Your answer should be one number: the count of lines in these entries that hold the word "Externo".

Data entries

··········

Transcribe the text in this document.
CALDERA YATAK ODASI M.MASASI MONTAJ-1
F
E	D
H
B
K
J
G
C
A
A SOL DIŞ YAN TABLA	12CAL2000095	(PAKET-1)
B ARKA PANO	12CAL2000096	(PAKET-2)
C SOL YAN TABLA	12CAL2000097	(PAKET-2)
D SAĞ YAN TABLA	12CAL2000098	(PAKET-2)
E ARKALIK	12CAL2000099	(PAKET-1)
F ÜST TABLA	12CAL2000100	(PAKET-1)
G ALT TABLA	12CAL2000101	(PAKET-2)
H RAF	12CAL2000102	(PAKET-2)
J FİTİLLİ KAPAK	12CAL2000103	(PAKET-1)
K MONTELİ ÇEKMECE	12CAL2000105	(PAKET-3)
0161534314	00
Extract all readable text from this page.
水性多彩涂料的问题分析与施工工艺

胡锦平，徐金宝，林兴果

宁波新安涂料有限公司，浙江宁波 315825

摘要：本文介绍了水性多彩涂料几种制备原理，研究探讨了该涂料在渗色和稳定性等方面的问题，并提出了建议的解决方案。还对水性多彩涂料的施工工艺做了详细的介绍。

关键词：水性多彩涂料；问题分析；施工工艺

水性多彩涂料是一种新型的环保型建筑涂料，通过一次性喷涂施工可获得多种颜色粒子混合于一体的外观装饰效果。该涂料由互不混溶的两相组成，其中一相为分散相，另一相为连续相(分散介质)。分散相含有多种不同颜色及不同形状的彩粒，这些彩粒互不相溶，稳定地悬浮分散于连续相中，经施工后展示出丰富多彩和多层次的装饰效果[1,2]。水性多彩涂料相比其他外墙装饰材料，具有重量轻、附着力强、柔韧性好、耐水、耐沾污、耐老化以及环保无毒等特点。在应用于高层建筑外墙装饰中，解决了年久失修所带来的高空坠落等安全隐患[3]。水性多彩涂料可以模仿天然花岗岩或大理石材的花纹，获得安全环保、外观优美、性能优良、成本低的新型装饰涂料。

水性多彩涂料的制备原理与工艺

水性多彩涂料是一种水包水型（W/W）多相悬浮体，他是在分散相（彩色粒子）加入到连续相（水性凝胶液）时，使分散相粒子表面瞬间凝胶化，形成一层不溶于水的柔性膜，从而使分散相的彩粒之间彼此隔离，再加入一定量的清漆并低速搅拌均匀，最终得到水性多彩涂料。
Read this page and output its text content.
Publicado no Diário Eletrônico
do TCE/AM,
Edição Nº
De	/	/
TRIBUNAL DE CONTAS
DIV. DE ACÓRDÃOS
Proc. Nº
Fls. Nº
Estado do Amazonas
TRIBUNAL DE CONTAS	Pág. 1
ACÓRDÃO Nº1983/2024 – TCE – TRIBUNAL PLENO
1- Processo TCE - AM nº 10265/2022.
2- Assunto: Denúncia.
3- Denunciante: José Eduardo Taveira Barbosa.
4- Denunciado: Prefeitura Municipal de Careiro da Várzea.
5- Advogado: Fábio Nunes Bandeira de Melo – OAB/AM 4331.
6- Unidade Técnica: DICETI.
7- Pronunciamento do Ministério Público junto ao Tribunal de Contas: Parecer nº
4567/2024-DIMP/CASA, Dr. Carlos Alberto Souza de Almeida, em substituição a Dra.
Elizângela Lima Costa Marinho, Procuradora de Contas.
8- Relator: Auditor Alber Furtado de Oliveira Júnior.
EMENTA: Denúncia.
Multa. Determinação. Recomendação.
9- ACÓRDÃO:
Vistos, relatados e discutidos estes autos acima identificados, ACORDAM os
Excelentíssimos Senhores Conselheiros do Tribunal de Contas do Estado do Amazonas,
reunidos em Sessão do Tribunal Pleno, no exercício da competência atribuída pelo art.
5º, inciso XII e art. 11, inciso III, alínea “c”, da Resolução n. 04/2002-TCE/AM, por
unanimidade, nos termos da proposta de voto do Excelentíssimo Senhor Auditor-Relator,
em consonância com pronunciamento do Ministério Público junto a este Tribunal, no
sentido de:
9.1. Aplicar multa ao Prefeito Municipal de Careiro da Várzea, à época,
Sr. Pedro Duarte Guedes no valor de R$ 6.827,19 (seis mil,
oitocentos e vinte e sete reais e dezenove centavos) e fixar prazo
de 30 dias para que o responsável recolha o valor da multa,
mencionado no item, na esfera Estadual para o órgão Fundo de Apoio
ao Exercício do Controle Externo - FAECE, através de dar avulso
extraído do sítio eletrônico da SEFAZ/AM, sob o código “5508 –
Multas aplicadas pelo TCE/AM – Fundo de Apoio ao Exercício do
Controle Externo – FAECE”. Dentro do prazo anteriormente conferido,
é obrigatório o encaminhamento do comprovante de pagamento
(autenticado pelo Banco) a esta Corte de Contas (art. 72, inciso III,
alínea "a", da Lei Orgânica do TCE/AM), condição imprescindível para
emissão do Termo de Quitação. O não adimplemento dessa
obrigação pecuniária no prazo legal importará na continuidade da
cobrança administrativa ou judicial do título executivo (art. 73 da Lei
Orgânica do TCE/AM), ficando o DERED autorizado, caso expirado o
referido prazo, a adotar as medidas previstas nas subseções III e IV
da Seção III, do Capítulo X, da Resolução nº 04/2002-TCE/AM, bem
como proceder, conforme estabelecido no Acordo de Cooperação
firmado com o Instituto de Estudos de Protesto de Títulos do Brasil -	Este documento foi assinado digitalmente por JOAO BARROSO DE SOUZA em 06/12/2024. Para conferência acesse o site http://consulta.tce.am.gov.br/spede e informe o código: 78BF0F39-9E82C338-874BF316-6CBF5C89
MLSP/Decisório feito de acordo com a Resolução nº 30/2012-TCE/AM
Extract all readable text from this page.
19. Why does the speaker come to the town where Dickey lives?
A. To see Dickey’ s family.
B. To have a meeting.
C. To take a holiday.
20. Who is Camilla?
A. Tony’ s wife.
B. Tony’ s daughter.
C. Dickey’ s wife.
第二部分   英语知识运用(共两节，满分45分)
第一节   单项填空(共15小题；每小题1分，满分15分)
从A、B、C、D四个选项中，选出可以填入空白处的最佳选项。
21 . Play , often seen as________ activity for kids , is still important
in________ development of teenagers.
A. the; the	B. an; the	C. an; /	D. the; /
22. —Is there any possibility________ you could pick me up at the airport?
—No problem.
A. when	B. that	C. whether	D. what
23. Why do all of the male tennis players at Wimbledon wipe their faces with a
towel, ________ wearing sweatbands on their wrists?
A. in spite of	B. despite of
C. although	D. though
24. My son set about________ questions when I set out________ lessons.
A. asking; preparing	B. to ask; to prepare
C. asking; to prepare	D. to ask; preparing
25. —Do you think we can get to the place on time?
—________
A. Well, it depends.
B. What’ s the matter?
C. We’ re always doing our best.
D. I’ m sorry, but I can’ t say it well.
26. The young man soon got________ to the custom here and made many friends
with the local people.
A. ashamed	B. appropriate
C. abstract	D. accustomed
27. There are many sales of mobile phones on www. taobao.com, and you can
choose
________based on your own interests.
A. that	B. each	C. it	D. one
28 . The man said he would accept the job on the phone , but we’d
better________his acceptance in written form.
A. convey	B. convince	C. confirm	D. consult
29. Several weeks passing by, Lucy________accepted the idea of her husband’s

··········

**EXPECTED OUTPUT**
2